Reproduce every entry exactly.
--- begin Supplied records ---
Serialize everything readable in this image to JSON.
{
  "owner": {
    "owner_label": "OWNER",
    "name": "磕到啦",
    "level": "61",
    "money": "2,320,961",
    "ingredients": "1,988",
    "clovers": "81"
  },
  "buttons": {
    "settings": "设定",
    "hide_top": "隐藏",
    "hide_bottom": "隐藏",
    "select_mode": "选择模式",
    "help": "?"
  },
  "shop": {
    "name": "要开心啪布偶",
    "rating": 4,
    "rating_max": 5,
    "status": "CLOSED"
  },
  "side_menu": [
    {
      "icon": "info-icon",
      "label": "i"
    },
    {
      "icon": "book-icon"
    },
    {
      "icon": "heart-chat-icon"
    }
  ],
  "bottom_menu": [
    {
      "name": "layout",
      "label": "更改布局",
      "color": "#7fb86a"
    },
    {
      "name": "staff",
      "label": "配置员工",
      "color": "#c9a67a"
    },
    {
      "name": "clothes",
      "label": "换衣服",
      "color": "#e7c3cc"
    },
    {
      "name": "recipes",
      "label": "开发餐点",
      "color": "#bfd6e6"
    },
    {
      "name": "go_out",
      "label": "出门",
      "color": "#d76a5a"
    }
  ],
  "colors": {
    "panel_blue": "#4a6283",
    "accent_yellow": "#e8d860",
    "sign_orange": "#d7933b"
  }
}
--- end Supplied records ---
> Solution for this exercise:
Serialize everything readable in this image to JSON.
{
  "owner": {
    "owner_label": "OWNER",
    "name": "磕到啦",
    "level": "61",
    "money": "2,320,961",
    "ingredients": "1,988",
    "clovers": "81"
  },
  "buttons": {
    "settings": "设定",
    "hide_top": "隐藏",
    "hide_bottom": "隐藏",
    "select_mode": "选择模式",
    "help": "?"
  },
  "shop": {
    "name": "要开心啪布偶",
    "rating": 4,
    "rating_max": 5,
    "status": "CLOSED"
  },
  "side_menu": [
    {
      "icon": "info-icon",
      "label": "i"
    },
    {
      "icon": "book-icon"
    },
    {
      "icon": "heart-chat-icon"
    }
  ],
  "bottom_menu": [
    {
      "name": "layout",
      "label": "更改布局",
      "color": "#7fb86a"
    },
    {
      "name": "staff",
      "label": "配置员工",
      "color": "#c9a67a"
    },
    {
      "name": "clothes",
      "label": "换衣服",
      "color": "#e7c3cc"
    },
    {
      "name": "recipes",
      "label": "开发餐点",
      "color": "#bfd6e6"
    },
    {
      "name": "go_out",
      "label": "出门",
      "color": "#d76a5a"
    }
  ],
  "colors": {
    "panel_blue": "#4a6283",
    "accent_yellow": "#e8d860",
    "sign_orange": "#d7933b"
  }
}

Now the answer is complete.